##### SOURCE EXCERPT #####

If "YES" where can I get some and is it very expensive?  
If "NO" how can I install shielding to reduce hum? Can I use aluminum foil and glue?  
11/5/1997 2:06 PM
J Epstein

Stewart-MacDonald, pretty epensive.  
Copper foil is better, Stew-Mac sells it with stuckum already on it.  
Stewart-MacDonald : 800 848 2273  
(maybe a web page somewhere too)
11/9/1997 3:20 AM
Steve Ahola

Stewart-Mac stock #29  
Conductive shielding paint/8 oz $26.44  
(Is this the water-based carbon paint that dries with a black finish? I had a bad experience with the older style MEK-based paint that bled through the masking tape and mottled the finish on my LP Standard around the pots! The carbon paint is a lot safer to use around nice guitar finishes.)  
Their web site:  
Steve Ahola
5/9/1998 11:41 PM
don schultz

I bought a can of this from SM in the last 6 months. It is water based and does not bleed through masking tape. I found it to be "dirty" to touch even after drying. I've done 2 guitars with it with excellent results.
5/11/1998 12:21 AM
Steve A.

##### RECORDS SHOWN #####

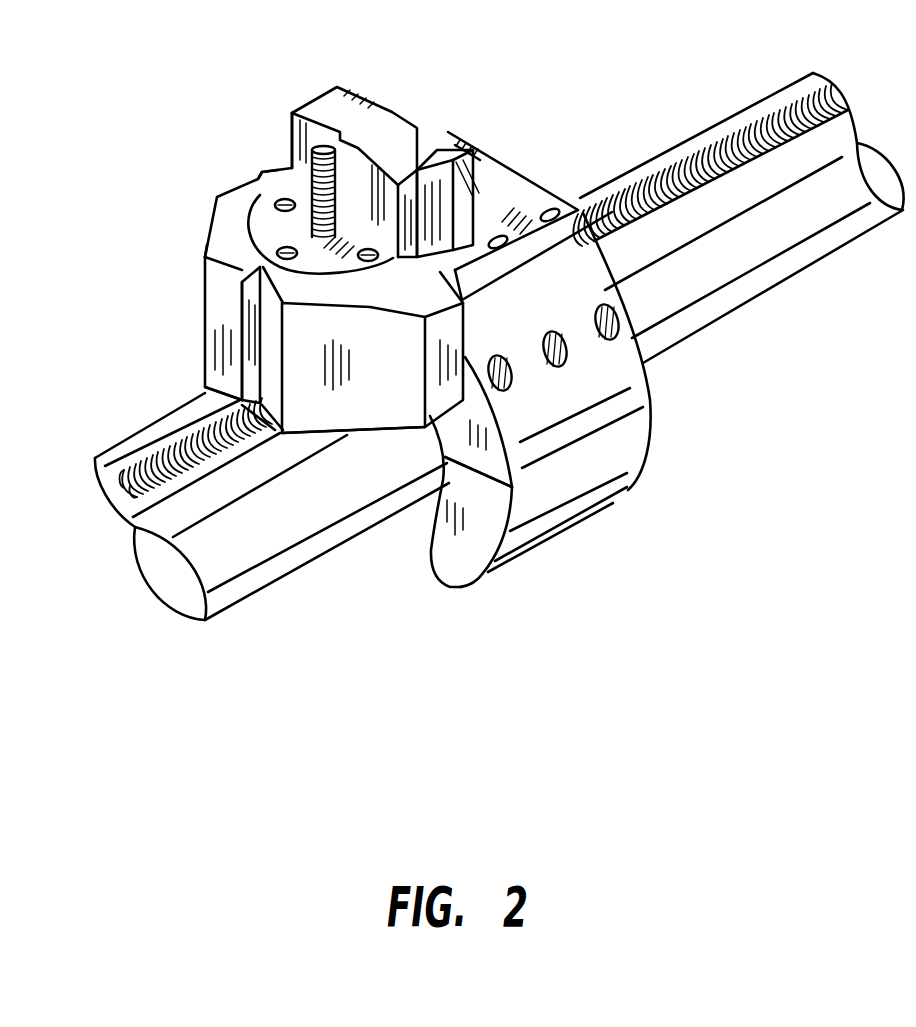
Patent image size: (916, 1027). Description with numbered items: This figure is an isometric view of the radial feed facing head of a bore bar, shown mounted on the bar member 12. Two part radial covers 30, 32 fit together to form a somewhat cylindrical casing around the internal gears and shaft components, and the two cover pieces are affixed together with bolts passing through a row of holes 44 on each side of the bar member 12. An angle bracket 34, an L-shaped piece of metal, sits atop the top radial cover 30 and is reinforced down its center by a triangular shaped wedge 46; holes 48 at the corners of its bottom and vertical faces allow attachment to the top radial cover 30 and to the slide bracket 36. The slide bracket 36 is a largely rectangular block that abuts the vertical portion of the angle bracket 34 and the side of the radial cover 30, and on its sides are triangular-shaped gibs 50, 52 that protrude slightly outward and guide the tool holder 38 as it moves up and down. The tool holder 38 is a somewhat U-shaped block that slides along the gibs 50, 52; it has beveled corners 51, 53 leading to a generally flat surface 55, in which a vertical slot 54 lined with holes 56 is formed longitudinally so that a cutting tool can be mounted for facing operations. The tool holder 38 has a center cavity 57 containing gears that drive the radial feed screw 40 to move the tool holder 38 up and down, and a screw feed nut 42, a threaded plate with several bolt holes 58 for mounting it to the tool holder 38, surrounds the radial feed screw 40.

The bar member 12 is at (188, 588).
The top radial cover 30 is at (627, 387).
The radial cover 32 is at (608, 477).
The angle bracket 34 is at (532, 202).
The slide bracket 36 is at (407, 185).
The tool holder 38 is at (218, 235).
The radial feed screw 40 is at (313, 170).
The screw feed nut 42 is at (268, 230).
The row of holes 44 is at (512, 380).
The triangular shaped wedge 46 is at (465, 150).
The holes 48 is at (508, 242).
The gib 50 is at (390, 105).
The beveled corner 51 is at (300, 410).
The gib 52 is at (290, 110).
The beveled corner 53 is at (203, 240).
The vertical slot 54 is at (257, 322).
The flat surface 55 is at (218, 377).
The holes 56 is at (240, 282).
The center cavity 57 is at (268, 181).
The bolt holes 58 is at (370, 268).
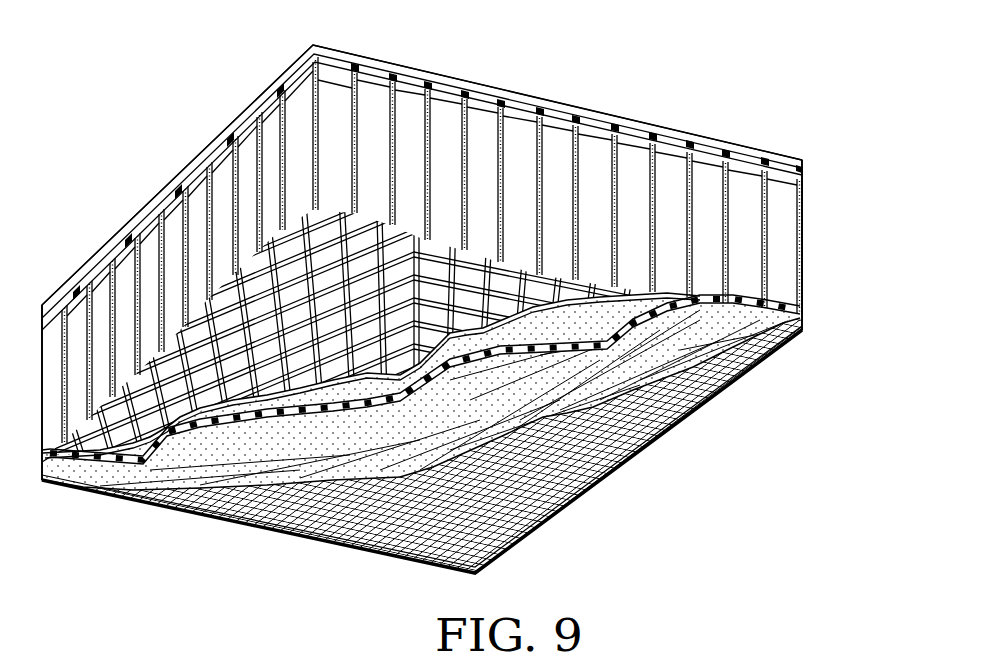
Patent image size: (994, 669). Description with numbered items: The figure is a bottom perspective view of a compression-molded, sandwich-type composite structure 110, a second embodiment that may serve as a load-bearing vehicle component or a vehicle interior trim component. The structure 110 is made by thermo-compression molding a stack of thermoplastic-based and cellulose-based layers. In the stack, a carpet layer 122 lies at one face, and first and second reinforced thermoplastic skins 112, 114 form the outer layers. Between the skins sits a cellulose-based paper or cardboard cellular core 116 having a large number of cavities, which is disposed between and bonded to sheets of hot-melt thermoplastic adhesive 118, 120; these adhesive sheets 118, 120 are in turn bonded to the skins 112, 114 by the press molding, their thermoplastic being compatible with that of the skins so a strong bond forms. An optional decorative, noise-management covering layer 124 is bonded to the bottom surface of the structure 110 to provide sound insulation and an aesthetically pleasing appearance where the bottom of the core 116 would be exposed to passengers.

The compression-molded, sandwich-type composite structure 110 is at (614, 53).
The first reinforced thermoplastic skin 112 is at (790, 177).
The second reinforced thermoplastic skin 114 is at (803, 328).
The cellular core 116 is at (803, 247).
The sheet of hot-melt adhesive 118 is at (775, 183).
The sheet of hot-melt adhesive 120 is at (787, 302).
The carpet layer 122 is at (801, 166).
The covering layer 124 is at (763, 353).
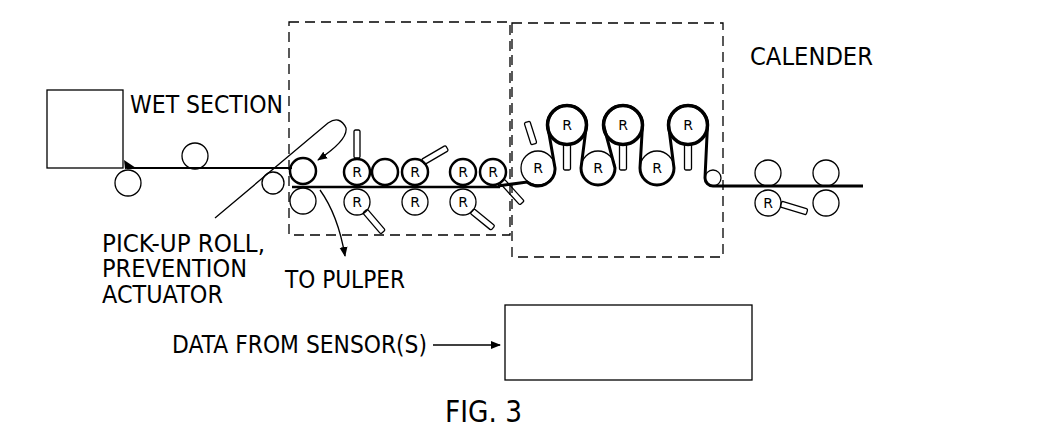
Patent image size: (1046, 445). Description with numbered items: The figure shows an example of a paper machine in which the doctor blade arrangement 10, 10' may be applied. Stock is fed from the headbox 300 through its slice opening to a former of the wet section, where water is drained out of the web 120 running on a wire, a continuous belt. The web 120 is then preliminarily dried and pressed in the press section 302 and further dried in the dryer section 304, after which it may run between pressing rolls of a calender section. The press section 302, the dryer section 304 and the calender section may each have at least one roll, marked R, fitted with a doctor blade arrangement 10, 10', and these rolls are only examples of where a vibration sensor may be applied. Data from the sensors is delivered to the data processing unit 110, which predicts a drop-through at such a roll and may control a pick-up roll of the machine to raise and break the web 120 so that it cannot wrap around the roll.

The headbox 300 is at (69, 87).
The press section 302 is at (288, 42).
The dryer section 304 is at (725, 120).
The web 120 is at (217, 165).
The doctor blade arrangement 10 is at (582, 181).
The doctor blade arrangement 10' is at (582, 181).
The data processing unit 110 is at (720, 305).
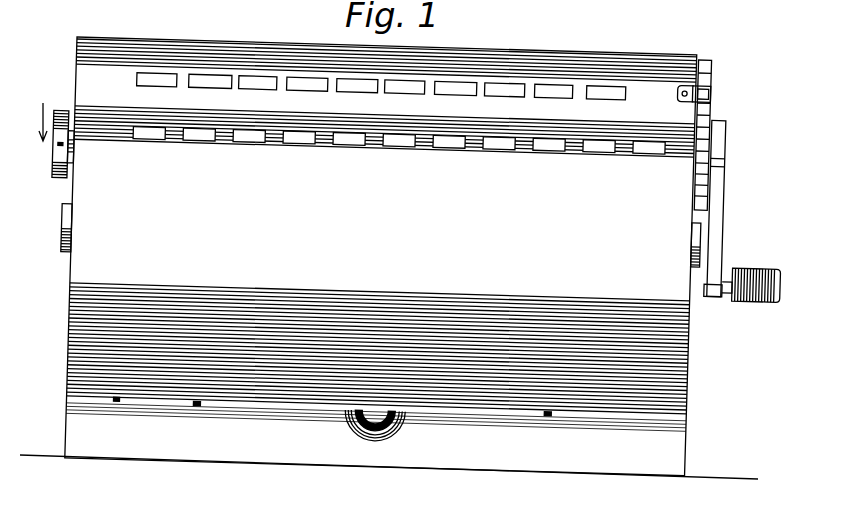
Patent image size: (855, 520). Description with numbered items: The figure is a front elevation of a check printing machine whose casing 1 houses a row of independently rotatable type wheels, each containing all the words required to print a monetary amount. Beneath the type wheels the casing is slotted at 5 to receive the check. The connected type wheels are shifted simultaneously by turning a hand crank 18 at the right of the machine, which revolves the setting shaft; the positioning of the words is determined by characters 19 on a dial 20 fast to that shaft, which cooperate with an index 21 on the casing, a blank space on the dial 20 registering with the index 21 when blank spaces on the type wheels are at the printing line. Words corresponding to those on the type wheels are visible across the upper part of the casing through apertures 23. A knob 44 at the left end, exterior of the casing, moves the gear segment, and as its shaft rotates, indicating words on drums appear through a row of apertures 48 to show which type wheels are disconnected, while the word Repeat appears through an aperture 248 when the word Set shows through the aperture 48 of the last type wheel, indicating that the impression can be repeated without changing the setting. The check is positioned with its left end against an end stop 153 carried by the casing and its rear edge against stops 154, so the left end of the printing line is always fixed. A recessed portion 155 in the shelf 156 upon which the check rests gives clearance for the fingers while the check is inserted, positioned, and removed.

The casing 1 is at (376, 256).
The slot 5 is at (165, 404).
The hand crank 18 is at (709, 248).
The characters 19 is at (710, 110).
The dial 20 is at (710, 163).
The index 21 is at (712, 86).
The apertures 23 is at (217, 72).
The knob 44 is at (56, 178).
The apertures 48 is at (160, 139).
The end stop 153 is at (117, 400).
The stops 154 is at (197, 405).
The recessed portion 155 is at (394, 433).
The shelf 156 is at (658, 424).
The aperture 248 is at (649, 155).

#####
##### RECORDS SHOWN #####

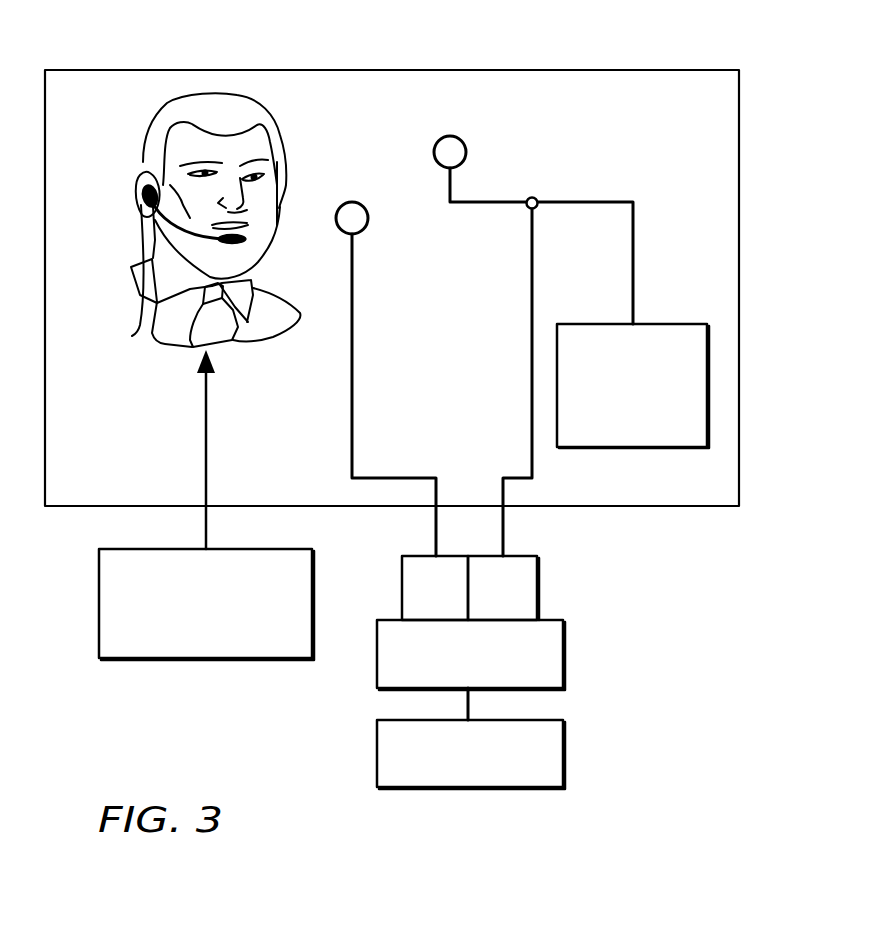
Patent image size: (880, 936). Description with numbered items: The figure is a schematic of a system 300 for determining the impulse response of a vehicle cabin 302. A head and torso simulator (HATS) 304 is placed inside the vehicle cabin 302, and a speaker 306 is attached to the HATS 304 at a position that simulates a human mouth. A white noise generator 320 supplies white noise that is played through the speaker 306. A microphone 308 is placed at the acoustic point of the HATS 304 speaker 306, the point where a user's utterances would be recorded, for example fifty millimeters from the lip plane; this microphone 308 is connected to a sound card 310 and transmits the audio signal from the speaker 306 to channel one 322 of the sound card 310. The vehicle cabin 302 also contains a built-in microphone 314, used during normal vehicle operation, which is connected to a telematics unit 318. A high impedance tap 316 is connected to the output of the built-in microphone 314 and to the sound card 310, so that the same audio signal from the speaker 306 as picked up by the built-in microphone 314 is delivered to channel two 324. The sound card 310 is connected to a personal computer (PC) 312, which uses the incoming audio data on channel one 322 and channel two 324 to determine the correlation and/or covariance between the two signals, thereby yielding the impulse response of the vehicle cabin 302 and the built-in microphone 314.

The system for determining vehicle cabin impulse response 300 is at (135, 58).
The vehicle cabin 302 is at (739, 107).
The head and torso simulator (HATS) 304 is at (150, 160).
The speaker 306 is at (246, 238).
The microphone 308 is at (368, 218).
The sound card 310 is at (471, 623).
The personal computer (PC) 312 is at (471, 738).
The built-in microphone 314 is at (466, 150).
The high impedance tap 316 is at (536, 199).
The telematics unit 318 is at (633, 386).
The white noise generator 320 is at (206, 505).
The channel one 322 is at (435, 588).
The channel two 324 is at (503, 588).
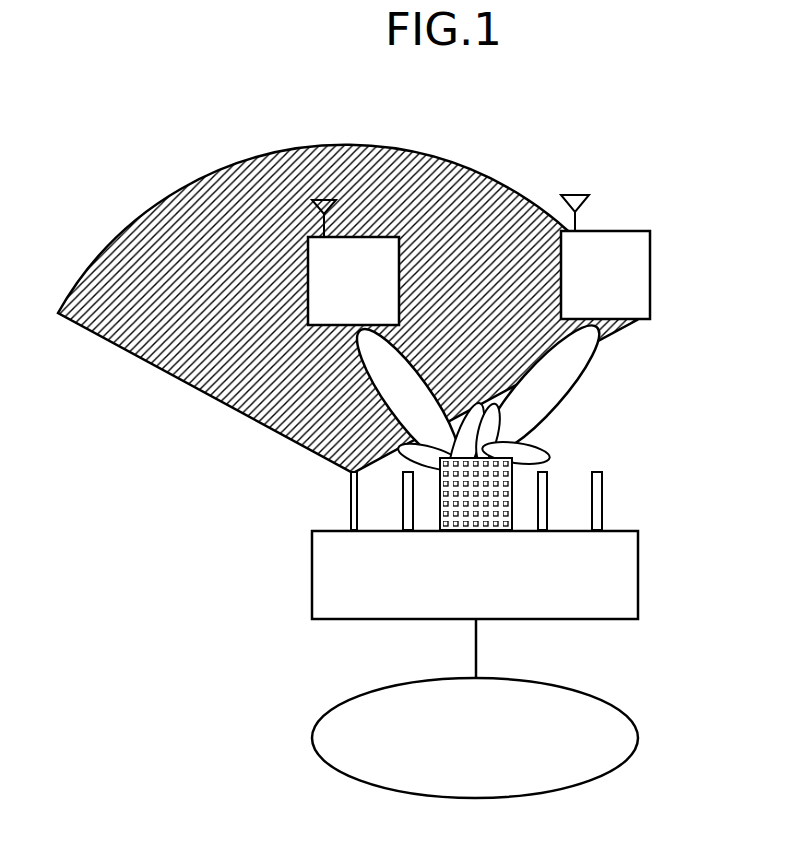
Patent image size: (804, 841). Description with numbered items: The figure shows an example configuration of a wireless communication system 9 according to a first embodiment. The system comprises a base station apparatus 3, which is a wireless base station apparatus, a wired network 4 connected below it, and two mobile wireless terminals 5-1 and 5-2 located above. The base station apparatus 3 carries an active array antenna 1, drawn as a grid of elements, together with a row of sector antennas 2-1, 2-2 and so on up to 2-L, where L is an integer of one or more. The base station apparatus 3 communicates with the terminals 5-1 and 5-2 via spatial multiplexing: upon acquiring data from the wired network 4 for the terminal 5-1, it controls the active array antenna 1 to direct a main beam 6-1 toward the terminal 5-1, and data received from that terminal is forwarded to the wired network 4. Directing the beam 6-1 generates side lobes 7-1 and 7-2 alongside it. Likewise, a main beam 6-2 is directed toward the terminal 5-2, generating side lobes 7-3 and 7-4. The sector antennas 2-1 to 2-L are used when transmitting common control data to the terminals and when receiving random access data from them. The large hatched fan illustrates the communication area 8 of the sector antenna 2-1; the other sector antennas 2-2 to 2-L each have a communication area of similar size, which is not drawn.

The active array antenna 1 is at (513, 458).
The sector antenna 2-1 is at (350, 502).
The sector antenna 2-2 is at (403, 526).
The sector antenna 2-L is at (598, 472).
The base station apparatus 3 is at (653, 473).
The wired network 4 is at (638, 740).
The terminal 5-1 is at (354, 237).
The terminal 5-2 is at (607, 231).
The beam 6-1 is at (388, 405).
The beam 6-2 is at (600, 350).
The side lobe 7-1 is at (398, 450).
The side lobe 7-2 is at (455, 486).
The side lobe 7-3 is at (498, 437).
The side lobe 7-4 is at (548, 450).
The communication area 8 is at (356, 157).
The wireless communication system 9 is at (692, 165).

#####
##### RECORDS SHOWN #####

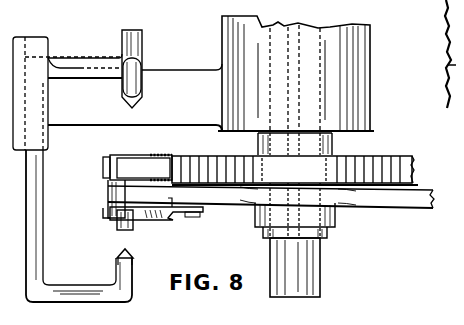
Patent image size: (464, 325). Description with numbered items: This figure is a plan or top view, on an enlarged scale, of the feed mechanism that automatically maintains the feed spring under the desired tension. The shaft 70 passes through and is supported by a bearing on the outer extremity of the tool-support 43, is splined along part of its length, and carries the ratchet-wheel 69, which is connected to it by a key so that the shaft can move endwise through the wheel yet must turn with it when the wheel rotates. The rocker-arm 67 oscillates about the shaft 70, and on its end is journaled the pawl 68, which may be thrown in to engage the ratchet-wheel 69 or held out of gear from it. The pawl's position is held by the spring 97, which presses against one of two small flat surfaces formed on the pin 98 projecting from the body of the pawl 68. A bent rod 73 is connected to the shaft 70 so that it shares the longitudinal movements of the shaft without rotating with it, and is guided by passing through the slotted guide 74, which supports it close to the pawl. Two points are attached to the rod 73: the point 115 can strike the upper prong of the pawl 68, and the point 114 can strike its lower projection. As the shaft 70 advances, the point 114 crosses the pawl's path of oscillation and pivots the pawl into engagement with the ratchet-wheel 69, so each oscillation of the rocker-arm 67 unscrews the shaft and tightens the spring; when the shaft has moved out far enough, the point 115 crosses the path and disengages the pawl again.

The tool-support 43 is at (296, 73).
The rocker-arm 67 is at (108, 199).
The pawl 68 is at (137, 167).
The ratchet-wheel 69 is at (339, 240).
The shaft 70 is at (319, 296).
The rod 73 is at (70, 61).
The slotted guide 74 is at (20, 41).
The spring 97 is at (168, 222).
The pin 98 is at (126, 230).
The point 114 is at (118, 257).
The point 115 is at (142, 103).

#####

**BRIEF:**
Answer these questions about the guitar shielding thread, one per line:
(a) What stock number and price are listed for 8 oz of conductive shielding paint?
(b) Which foil is called better, and what does Stew-Mac sell it with?
(c) How many guitars has don schultz done with the paint, and with what results?

**FINISHED ANSWER:**
(a) Stock #29, at $26.44.
(b) Copper foil, sold with stuckum already on it.
(c) Two guitars, with excellent results.